--- START OF RECORD EXTRACTS ---

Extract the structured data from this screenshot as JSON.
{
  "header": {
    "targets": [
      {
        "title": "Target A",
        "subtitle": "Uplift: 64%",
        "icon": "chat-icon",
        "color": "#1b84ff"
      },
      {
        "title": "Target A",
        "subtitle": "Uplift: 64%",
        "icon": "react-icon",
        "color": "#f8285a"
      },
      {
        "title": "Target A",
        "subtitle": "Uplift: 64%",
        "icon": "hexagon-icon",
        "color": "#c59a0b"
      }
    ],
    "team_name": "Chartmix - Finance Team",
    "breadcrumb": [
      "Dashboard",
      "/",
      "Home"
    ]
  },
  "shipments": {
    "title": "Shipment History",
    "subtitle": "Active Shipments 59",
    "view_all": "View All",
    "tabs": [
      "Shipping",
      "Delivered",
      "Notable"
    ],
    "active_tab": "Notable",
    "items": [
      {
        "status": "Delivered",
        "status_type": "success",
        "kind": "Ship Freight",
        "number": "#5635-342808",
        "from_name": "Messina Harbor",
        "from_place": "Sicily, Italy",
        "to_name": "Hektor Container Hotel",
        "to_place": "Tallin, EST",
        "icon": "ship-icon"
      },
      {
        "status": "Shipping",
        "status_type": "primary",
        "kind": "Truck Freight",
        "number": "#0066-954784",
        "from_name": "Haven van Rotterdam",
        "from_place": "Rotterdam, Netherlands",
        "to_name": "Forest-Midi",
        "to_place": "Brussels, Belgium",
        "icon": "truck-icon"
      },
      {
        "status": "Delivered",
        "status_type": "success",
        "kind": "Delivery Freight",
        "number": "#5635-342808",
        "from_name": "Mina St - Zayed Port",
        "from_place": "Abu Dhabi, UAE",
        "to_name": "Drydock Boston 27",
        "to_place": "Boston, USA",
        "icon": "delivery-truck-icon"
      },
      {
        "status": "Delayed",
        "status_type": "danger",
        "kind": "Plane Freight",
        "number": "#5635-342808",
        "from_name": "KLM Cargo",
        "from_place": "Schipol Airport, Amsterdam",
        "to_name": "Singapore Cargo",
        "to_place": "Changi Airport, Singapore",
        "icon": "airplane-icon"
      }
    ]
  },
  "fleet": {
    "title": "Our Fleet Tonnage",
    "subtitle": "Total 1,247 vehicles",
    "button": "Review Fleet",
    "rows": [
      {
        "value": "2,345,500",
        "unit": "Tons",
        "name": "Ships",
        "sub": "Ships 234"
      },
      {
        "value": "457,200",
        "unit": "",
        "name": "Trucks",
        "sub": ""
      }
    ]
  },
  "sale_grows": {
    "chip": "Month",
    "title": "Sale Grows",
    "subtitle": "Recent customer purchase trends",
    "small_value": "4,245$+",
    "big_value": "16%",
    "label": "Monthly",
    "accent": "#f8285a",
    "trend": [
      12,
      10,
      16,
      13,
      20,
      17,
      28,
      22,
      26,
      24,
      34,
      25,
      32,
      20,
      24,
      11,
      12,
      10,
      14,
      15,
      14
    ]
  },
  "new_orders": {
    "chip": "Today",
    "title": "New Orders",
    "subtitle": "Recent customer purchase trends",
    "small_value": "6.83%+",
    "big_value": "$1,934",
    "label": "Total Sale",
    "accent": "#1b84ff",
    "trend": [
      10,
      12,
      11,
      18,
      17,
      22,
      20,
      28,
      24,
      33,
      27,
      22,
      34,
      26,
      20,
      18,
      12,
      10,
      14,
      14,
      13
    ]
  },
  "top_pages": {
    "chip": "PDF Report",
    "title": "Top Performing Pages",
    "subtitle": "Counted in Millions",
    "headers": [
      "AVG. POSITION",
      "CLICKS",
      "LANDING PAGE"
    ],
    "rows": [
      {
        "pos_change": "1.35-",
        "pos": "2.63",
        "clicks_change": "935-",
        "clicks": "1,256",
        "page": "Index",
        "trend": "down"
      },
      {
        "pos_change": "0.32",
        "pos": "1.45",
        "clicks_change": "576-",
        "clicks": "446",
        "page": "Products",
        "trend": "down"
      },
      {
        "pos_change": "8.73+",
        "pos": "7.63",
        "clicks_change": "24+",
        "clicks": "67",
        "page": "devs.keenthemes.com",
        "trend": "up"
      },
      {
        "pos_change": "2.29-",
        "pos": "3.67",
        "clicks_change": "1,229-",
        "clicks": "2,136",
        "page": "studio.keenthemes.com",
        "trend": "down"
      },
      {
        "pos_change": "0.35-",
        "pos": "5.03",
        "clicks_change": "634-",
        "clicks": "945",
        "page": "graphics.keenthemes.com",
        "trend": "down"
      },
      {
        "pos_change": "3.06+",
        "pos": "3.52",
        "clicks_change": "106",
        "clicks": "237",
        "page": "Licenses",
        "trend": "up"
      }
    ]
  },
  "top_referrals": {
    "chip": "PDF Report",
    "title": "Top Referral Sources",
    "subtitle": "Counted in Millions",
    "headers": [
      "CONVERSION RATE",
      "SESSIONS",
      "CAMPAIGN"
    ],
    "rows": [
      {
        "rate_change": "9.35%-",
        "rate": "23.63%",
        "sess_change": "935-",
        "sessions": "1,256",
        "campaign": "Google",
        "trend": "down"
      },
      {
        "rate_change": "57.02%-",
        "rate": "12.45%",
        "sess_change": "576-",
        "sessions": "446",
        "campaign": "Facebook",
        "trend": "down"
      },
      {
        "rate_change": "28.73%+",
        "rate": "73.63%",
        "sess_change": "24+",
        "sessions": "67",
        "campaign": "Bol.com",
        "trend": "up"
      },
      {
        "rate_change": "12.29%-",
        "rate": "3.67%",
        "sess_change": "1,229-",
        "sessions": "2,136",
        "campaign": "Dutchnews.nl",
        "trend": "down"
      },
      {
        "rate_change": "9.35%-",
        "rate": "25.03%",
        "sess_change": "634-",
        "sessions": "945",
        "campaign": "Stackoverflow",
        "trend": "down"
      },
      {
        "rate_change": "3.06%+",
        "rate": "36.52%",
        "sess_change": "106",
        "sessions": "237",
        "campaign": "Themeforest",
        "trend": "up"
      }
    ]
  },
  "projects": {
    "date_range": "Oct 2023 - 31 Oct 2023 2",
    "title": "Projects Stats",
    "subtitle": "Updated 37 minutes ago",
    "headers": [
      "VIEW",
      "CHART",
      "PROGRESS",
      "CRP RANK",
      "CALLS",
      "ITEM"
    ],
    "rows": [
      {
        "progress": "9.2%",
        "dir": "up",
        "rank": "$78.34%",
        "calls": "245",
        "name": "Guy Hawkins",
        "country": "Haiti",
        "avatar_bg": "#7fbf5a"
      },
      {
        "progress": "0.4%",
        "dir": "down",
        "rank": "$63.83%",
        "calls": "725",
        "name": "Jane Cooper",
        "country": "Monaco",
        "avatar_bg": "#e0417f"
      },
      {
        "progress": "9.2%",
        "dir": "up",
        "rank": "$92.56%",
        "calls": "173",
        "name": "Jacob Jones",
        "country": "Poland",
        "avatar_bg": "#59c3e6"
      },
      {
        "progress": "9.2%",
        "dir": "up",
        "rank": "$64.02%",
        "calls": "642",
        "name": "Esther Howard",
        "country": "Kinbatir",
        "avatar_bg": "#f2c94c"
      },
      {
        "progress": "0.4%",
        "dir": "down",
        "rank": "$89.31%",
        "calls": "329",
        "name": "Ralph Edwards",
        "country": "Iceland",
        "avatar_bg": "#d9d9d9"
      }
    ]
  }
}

--- END OF RECORD EXTRACTS ---

- **PROBLEM TO WORK ON**
Say how many lines in the listing above include "country". Give nothing but the number.

- **RESULT BELOW**
5